# Job:
Set down all of the data that follows word for word, without the images.

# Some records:
━━━━━━━━━━
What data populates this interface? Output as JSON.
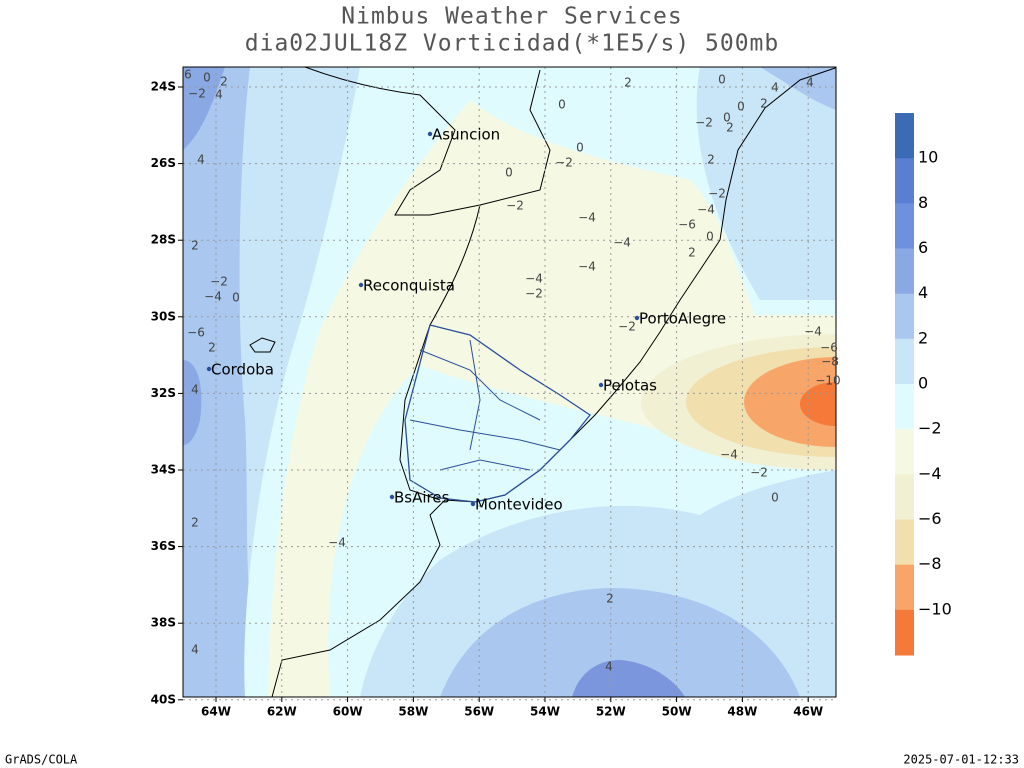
{
  "header": {
    "title": "Nimbus Weather Services",
    "subtitle": "dia02JUL18Z Vorticidad(*1E5/s) 500mb"
  },
  "axes": {
    "latitudes": [
      "24S",
      "26S",
      "28S",
      "30S",
      "32S",
      "34S",
      "36S",
      "38S",
      "40S"
    ],
    "longitudes": [
      "64W",
      "62W",
      "60W",
      "58W",
      "56W",
      "54W",
      "52W",
      "50W",
      "48W",
      "46W"
    ]
  },
  "cities": [
    "Asuncion",
    "Reconquista",
    "Cordoba",
    "PortoAlegre",
    "Pelotas",
    "BsAires",
    "Montevideo"
  ],
  "contour_labels": [
    "6",
    "0",
    "2",
    "−2",
    "4",
    "2",
    "0",
    "4",
    "4",
    "0",
    "−2",
    "0",
    "2",
    "0",
    "2",
    "4",
    "0",
    "−2",
    "0",
    "2",
    "−2",
    "−2",
    "−4",
    "−4",
    "−6",
    "−4",
    "0",
    "2",
    "2",
    "−4",
    "−4",
    "−2",
    "−2",
    "−4",
    "0",
    "−2",
    "−6",
    "−4",
    "2",
    "−6",
    "−8",
    "−10",
    "4",
    "−4",
    "−2",
    "0",
    "2",
    "−4",
    "2",
    "4",
    "4"
  ],
  "colorbar": {
    "labels": [
      "10",
      "8",
      "6",
      "4",
      "2",
      "0",
      "−2",
      "−4",
      "−6",
      "−8",
      "−10"
    ],
    "colors": [
      "#3c6bb6",
      "#5a7ed2",
      "#6f90dc",
      "#89a8e4",
      "#a9c7ef",
      "#c9e5f8",
      "#e0fbfd",
      "#f5f9e3",
      "#f2f0d3",
      "#f1dfae",
      "#f8a56a",
      "#f57a3a"
    ]
  },
  "footer": {
    "left": "GrADS/COLA",
    "right": "2025-07-01-12:33"
  }
}
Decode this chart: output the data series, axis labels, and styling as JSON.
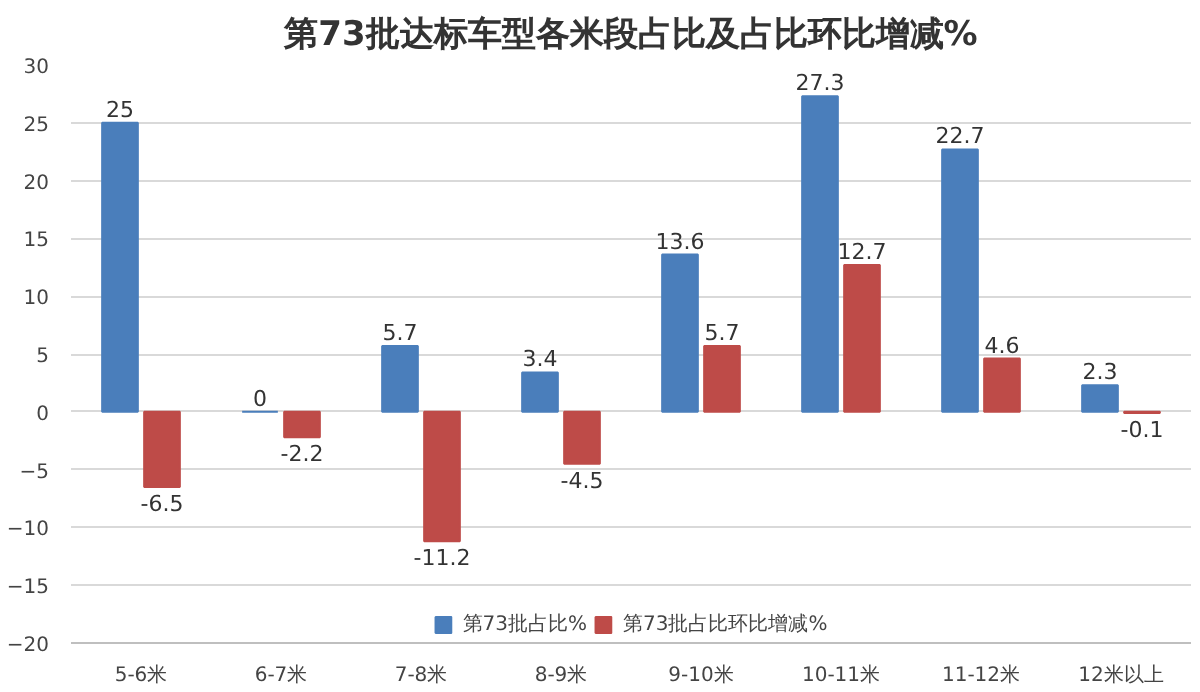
{
  "chart_data": {
    "type": "bar",
    "title": "第73批达标车型各米段占比及占比环比增减%",
    "categories": [
      "5-6米",
      "6-7米",
      "7-8米",
      "8-9米",
      "9-10米",
      "10-11米",
      "11-12米",
      "12米以上"
    ],
    "series": [
      {
        "name": "第73批占比%",
        "color": "#4a7ebb",
        "values": [
          25,
          0,
          5.7,
          3.4,
          13.6,
          27.3,
          22.7,
          2.3
        ]
      },
      {
        "name": "第73批占比环比增减%",
        "color": "#be4b48",
        "values": [
          -6.5,
          -2.2,
          -11.2,
          -4.5,
          5.7,
          12.7,
          4.6,
          -0.1
        ]
      }
    ],
    "ylim": [
      -20,
      30
    ],
    "yticks": [
      -20,
      -15,
      -10,
      -5,
      0,
      5,
      10,
      15,
      20,
      25,
      30
    ],
    "grid": "y",
    "legend": "bottom",
    "data_labels": true
  }
}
━━━━━━━━━━
# Expected answer:
What data populates this interface? Output as JSON.
{
  "header": {
    "title": "Nimbus Weather Services",
    "subtitle": "dia02JUL18Z Vorticidad(*1E5/s) 500mb"
  },
  "axes": {
    "latitudes": [
      "24S",
      "26S",
      "28S",
      "30S",
      "32S",
      "34S",
      "36S",
      "38S",
      "40S"
    ],
    "longitudes": [
      "64W",
      "62W",
      "60W",
      "58W",
      "56W",
      "54W",
      "52W",
      "50W",
      "48W",
      "46W"
    ]
  },
  "cities": [
    "Asuncion",
    "Reconquista",
    "Cordoba",
    "PortoAlegre",
    "Pelotas",
    "BsAires",
    "Montevideo"
  ],
  "contour_labels": [
    "6",
    "0",
    "2",
    "−2",
    "4",
    "2",
    "0",
    "4",
    "4",
    "0",
    "−2",
    "0",
    "2",
    "0",
    "2",
    "4",
    "0",
    "−2",
    "0",
    "2",
    "−2",
    "−2",
    "−4",
    "−4",
    "−6",
    "−4",
    "0",
    "2",
    "2",
    "−4",
    "−4",
    "−2",
    "−2",
    "−4",
    "0",
    "−2",
    "−6",
    "−4",
    "2",
    "−6",
    "−8",
    "−10",
    "4",
    "−4",
    "−2",
    "0",
    "2",
    "−4",
    "2",
    "4",
    "4"
  ],
  "colorbar": {
    "labels": [
      "10",
      "8",
      "6",
      "4",
      "2",
      "0",
      "−2",
      "−4",
      "−6",
      "−8",
      "−10"
    ],
    "colors": [
      "#3c6bb6",
      "#5a7ed2",
      "#6f90dc",
      "#89a8e4",
      "#a9c7ef",
      "#c9e5f8",
      "#e0fbfd",
      "#f5f9e3",
      "#f2f0d3",
      "#f1dfae",
      "#f8a56a",
      "#f57a3a"
    ]
  },
  "footer": {
    "left": "GrADS/COLA",
    "right": "2025-07-01-12:33"
  }
}
Decode this chart: output the data series, axis labels, and styling as JSON.
{
  "chart_data": {
    "type": "bar",
    "title": "第73批达标车型各米段占比及占比环比增减%",
    "categories": [
      "5-6米",
      "6-7米",
      "7-8米",
      "8-9米",
      "9-10米",
      "10-11米",
      "11-12米",
      "12米以上"
    ],
    "series": [
      {
        "name": "第73批占比%",
        "color": "#4a7ebb",
        "values": [
          25,
          0,
          5.7,
          3.4,
          13.6,
          27.3,
          22.7,
          2.3
        ]
      },
      {
        "name": "第73批占比环比增减%",
        "color": "#be4b48",
        "values": [
          -6.5,
          -2.2,
          -11.2,
          -4.5,
          5.7,
          12.7,
          4.6,
          -0.1
        ]
      }
    ],
    "ylim": [
      -20,
      30
    ],
    "yticks": [
      -20,
      -15,
      -10,
      -5,
      0,
      5,
      10,
      15,
      20,
      25,
      30
    ],
    "grid": "y",
    "legend": "bottom",
    "data_labels": true
  }
}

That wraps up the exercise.